**DATASET RECORDS:**
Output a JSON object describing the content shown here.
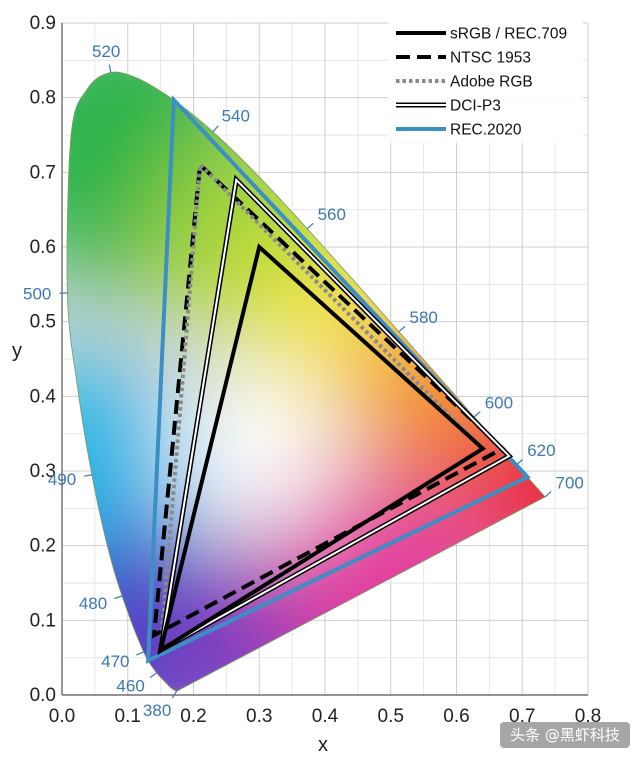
{
  "chart_data": {
    "type": "chromaticity-diagram",
    "xlabel": "x",
    "ylabel": "y",
    "xlim": [
      0.0,
      0.8
    ],
    "ylim": [
      0.0,
      0.9
    ],
    "x_ticks": [
      "0.0",
      "0.1",
      "0.2",
      "0.3",
      "0.4",
      "0.5",
      "0.6",
      "0.7",
      "0.8"
    ],
    "y_ticks": [
      "0.0",
      "0.1",
      "0.2",
      "0.3",
      "0.4",
      "0.5",
      "0.6",
      "0.7",
      "0.8",
      "0.9"
    ],
    "grid": true,
    "legend_position": "top-right",
    "spectral_locus": [
      [
        0.1741,
        0.005
      ],
      [
        0.1666,
        0.0089
      ],
      [
        0.1566,
        0.0177
      ],
      [
        0.144,
        0.0297
      ],
      [
        0.1241,
        0.0578
      ],
      [
        0.0913,
        0.1327
      ],
      [
        0.0687,
        0.2007
      ],
      [
        0.0454,
        0.295
      ],
      [
        0.0235,
        0.4127
      ],
      [
        0.0082,
        0.5384
      ],
      [
        0.0139,
        0.7502
      ],
      [
        0.0389,
        0.812
      ],
      [
        0.0743,
        0.8338
      ],
      [
        0.1142,
        0.8262
      ],
      [
        0.1547,
        0.8059
      ],
      [
        0.1929,
        0.7816
      ],
      [
        0.2296,
        0.7543
      ],
      [
        0.2658,
        0.7243
      ],
      [
        0.3016,
        0.6923
      ],
      [
        0.3373,
        0.6589
      ],
      [
        0.3731,
        0.6245
      ],
      [
        0.4087,
        0.5896
      ],
      [
        0.4441,
        0.5547
      ],
      [
        0.4788,
        0.5202
      ],
      [
        0.5125,
        0.4866
      ],
      [
        0.5448,
        0.4544
      ],
      [
        0.5752,
        0.4242
      ],
      [
        0.6029,
        0.3965
      ],
      [
        0.627,
        0.3725
      ],
      [
        0.6482,
        0.3514
      ],
      [
        0.6658,
        0.334
      ],
      [
        0.6915,
        0.3083
      ],
      [
        0.7347,
        0.2653
      ]
    ],
    "wavelength_labels": [
      {
        "text": "520",
        "x": 0.0743,
        "y": 0.8338
      },
      {
        "text": "540",
        "x": 0.2296,
        "y": 0.7543
      },
      {
        "text": "560",
        "x": 0.3731,
        "y": 0.6245
      },
      {
        "text": "580",
        "x": 0.5125,
        "y": 0.4866
      },
      {
        "text": "600",
        "x": 0.627,
        "y": 0.3725
      },
      {
        "text": "620",
        "x": 0.6915,
        "y": 0.3083
      },
      {
        "text": "700",
        "x": 0.7347,
        "y": 0.2653
      },
      {
        "text": "500",
        "x": 0.0082,
        "y": 0.5384
      },
      {
        "text": "490",
        "x": 0.0454,
        "y": 0.295
      },
      {
        "text": "480",
        "x": 0.0913,
        "y": 0.1327
      },
      {
        "text": "470",
        "x": 0.1241,
        "y": 0.0578
      },
      {
        "text": "460",
        "x": 0.144,
        "y": 0.0297
      },
      {
        "text": "380",
        "x": 0.1741,
        "y": 0.005
      }
    ],
    "series": [
      {
        "name": "sRGB / REC.709",
        "style": "solid",
        "color": "#000000",
        "points": [
          [
            0.64,
            0.33
          ],
          [
            0.3,
            0.6
          ],
          [
            0.15,
            0.06
          ]
        ]
      },
      {
        "name": "NTSC 1953",
        "style": "dashed",
        "color": "#000000",
        "points": [
          [
            0.67,
            0.33
          ],
          [
            0.21,
            0.71
          ],
          [
            0.14,
            0.08
          ]
        ]
      },
      {
        "name": "Adobe RGB",
        "style": "dotted",
        "color": "#8a8a8a",
        "points": [
          [
            0.64,
            0.33
          ],
          [
            0.21,
            0.71
          ],
          [
            0.15,
            0.06
          ]
        ]
      },
      {
        "name": "DCI-P3",
        "style": "double",
        "color": "#000000",
        "points": [
          [
            0.68,
            0.32
          ],
          [
            0.265,
            0.69
          ],
          [
            0.15,
            0.06
          ]
        ]
      },
      {
        "name": "REC.2020",
        "style": "solid",
        "color": "#3b8fc4",
        "points": [
          [
            0.708,
            0.292
          ],
          [
            0.17,
            0.797
          ],
          [
            0.131,
            0.046
          ]
        ]
      }
    ]
  },
  "watermark": "头条 @黑虾科技"
}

**WHAT IS ASKED:**
Strip the images and reproduce the remaining records precisely.

**OUTPUT OF THE EXERCISE:**
Output a JSON object describing the content shown here.
{
  "chart_data": {
    "type": "chromaticity-diagram",
    "xlabel": "x",
    "ylabel": "y",
    "xlim": [
      0.0,
      0.8
    ],
    "ylim": [
      0.0,
      0.9
    ],
    "x_ticks": [
      "0.0",
      "0.1",
      "0.2",
      "0.3",
      "0.4",
      "0.5",
      "0.6",
      "0.7",
      "0.8"
    ],
    "y_ticks": [
      "0.0",
      "0.1",
      "0.2",
      "0.3",
      "0.4",
      "0.5",
      "0.6",
      "0.7",
      "0.8",
      "0.9"
    ],
    "grid": true,
    "legend_position": "top-right",
    "spectral_locus": [
      [
        0.1741,
        0.005
      ],
      [
        0.1666,
        0.0089
      ],
      [
        0.1566,
        0.0177
      ],
      [
        0.144,
        0.0297
      ],
      [
        0.1241,
        0.0578
      ],
      [
        0.0913,
        0.1327
      ],
      [
        0.0687,
        0.2007
      ],
      [
        0.0454,
        0.295
      ],
      [
        0.0235,
        0.4127
      ],
      [
        0.0082,
        0.5384
      ],
      [
        0.0139,
        0.7502
      ],
      [
        0.0389,
        0.812
      ],
      [
        0.0743,
        0.8338
      ],
      [
        0.1142,
        0.8262
      ],
      [
        0.1547,
        0.8059
      ],
      [
        0.1929,
        0.7816
      ],
      [
        0.2296,
        0.7543
      ],
      [
        0.2658,
        0.7243
      ],
      [
        0.3016,
        0.6923
      ],
      [
        0.3373,
        0.6589
      ],
      [
        0.3731,
        0.6245
      ],
      [
        0.4087,
        0.5896
      ],
      [
        0.4441,
        0.5547
      ],
      [
        0.4788,
        0.5202
      ],
      [
        0.5125,
        0.4866
      ],
      [
        0.5448,
        0.4544
      ],
      [
        0.5752,
        0.4242
      ],
      [
        0.6029,
        0.3965
      ],
      [
        0.627,
        0.3725
      ],
      [
        0.6482,
        0.3514
      ],
      [
        0.6658,
        0.334
      ],
      [
        0.6915,
        0.3083
      ],
      [
        0.7347,
        0.2653
      ]
    ],
    "wavelength_labels": [
      {
        "text": "520",
        "x": 0.0743,
        "y": 0.8338
      },
      {
        "text": "540",
        "x": 0.2296,
        "y": 0.7543
      },
      {
        "text": "560",
        "x": 0.3731,
        "y": 0.6245
      },
      {
        "text": "580",
        "x": 0.5125,
        "y": 0.4866
      },
      {
        "text": "600",
        "x": 0.627,
        "y": 0.3725
      },
      {
        "text": "620",
        "x": 0.6915,
        "y": 0.3083
      },
      {
        "text": "700",
        "x": 0.7347,
        "y": 0.2653
      },
      {
        "text": "500",
        "x": 0.0082,
        "y": 0.5384
      },
      {
        "text": "490",
        "x": 0.0454,
        "y": 0.295
      },
      {
        "text": "480",
        "x": 0.0913,
        "y": 0.1327
      },
      {
        "text": "470",
        "x": 0.1241,
        "y": 0.0578
      },
      {
        "text": "460",
        "x": 0.144,
        "y": 0.0297
      },
      {
        "text": "380",
        "x": 0.1741,
        "y": 0.005
      }
    ],
    "series": [
      {
        "name": "sRGB / REC.709",
        "style": "solid",
        "color": "#000000",
        "points": [
          [
            0.64,
            0.33
          ],
          [
            0.3,
            0.6
          ],
          [
            0.15,
            0.06
          ]
        ]
      },
      {
        "name": "NTSC 1953",
        "style": "dashed",
        "color": "#000000",
        "points": [
          [
            0.67,
            0.33
          ],
          [
            0.21,
            0.71
          ],
          [
            0.14,
            0.08
          ]
        ]
      },
      {
        "name": "Adobe RGB",
        "style": "dotted",
        "color": "#8a8a8a",
        "points": [
          [
            0.64,
            0.33
          ],
          [
            0.21,
            0.71
          ],
          [
            0.15,
            0.06
          ]
        ]
      },
      {
        "name": "DCI-P3",
        "style": "double",
        "color": "#000000",
        "points": [
          [
            0.68,
            0.32
          ],
          [
            0.265,
            0.69
          ],
          [
            0.15,
            0.06
          ]
        ]
      },
      {
        "name": "REC.2020",
        "style": "solid",
        "color": "#3b8fc4",
        "points": [
          [
            0.708,
            0.292
          ],
          [
            0.17,
            0.797
          ],
          [
            0.131,
            0.046
          ]
        ]
      }
    ]
  },
  "watermark": "头条 @黑虾科技"
}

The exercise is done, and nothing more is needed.